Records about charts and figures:
# # # # #

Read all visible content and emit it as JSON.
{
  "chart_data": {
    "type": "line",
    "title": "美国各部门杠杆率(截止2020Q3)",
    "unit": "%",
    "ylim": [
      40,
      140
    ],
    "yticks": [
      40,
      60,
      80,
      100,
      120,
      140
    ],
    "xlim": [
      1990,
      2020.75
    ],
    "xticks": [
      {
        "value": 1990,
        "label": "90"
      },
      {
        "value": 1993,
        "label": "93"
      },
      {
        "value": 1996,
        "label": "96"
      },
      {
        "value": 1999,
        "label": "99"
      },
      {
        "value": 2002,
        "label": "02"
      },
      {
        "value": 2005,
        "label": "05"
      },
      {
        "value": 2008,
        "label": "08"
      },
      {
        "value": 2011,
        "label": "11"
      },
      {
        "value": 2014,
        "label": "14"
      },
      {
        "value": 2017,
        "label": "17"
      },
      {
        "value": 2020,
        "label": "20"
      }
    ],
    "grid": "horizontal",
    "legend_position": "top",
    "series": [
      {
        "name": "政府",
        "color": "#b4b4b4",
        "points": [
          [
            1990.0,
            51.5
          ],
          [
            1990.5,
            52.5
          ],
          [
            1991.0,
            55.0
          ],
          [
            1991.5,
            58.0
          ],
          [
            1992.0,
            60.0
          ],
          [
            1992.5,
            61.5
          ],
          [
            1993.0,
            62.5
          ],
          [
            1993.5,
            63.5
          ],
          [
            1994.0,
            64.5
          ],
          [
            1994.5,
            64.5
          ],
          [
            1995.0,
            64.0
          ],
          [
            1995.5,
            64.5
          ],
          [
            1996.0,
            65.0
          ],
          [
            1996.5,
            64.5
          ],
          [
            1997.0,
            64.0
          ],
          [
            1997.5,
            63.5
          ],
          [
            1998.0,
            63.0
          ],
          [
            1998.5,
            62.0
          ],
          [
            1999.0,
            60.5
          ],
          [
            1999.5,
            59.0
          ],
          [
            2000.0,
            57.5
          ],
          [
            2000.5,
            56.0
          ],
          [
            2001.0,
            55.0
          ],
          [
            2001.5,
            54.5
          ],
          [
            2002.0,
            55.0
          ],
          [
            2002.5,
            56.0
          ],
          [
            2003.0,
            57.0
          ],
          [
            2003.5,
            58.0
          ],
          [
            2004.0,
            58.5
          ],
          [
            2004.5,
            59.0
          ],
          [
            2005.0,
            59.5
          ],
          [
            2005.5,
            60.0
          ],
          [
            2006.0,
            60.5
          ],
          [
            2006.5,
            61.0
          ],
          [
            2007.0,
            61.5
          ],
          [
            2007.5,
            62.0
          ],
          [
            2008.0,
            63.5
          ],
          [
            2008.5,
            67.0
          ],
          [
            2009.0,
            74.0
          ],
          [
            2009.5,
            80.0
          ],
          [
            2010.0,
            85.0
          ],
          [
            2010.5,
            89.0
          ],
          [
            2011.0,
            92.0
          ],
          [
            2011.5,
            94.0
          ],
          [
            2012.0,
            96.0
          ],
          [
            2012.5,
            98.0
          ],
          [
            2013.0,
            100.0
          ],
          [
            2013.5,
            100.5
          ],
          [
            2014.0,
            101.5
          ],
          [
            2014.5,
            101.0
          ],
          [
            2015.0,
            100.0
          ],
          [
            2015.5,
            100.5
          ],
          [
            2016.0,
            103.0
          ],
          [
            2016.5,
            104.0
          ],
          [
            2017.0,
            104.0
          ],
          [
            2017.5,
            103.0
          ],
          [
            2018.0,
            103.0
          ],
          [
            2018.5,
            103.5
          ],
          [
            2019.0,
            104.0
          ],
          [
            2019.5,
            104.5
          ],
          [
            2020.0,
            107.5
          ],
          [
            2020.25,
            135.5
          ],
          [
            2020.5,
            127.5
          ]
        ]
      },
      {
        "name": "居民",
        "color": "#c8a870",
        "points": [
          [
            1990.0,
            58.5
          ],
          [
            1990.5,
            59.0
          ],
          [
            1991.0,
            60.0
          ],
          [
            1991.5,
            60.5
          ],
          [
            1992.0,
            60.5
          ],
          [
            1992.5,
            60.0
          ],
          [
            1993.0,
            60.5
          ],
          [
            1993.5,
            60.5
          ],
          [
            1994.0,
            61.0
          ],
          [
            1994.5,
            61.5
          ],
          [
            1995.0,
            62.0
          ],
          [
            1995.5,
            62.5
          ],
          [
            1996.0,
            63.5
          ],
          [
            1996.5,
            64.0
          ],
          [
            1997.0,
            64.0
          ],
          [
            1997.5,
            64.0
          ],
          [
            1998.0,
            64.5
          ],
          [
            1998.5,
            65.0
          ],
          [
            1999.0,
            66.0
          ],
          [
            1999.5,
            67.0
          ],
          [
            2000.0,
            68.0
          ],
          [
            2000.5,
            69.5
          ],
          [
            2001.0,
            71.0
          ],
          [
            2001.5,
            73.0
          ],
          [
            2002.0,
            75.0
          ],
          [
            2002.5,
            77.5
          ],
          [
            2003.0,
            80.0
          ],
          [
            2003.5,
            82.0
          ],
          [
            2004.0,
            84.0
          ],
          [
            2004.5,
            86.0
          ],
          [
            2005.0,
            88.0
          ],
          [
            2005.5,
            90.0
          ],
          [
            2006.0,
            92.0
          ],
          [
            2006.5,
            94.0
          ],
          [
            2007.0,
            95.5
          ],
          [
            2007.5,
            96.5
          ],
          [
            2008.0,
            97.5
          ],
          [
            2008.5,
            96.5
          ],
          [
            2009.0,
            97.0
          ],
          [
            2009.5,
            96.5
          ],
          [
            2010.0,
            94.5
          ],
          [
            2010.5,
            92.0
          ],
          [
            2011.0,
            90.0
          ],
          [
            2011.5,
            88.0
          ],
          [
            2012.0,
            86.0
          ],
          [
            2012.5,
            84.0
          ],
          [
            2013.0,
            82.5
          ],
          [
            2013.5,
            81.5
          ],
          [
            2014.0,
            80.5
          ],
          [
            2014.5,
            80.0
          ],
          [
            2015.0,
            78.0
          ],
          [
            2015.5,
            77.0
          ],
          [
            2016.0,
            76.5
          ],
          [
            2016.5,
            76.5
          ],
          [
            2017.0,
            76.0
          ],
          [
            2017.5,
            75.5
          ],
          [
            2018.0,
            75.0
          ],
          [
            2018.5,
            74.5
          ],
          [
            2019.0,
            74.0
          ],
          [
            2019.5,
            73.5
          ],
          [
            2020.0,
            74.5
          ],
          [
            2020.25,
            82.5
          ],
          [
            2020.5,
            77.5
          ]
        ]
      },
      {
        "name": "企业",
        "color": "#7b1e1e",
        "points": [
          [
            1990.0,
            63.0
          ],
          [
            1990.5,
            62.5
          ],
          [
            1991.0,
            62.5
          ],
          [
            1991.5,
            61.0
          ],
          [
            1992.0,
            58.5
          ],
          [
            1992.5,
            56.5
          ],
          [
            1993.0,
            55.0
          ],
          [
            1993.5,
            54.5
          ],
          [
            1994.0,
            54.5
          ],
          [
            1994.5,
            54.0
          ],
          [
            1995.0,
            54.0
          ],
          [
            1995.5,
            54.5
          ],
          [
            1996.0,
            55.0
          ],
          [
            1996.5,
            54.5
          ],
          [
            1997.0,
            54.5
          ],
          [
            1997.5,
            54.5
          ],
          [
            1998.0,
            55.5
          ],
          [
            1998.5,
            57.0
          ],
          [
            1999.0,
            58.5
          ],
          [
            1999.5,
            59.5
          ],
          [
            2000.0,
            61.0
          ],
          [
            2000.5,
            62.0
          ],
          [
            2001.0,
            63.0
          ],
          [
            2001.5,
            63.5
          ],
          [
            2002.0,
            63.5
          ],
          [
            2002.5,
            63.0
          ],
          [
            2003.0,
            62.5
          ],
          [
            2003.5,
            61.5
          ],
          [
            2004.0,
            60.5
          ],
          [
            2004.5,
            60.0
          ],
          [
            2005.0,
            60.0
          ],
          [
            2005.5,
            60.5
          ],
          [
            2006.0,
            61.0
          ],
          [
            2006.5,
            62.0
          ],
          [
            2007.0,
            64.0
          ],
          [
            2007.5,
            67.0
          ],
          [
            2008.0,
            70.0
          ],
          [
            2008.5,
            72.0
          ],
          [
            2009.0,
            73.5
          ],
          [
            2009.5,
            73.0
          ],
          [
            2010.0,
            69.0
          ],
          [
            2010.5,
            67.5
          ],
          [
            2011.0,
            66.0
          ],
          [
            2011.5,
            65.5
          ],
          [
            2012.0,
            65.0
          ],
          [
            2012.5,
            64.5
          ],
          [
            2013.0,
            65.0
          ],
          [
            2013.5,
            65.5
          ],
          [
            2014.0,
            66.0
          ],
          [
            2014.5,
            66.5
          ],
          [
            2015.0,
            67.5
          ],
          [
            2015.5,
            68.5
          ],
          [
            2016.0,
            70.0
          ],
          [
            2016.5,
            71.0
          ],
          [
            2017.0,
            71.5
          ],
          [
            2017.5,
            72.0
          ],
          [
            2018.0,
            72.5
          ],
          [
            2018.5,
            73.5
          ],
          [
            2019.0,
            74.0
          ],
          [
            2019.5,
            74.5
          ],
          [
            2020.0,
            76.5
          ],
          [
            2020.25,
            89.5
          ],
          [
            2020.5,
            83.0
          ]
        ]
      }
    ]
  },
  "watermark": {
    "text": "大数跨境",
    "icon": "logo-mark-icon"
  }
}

# # # # #

GIVEN REQUEST
Filter the records, keeping only lines that contain "value", and show those lines.

OUTPUT FOR THIS EXERCISE
        "value": 1990,
        "value": 1993,
        "value": 1996,
        "value": 1999,
        "value": 2002,
        "value": 2005,
        "value": 2008,
        "value": 2011,
        "value": 2014,
        "value": 2017,
        "value": 2020,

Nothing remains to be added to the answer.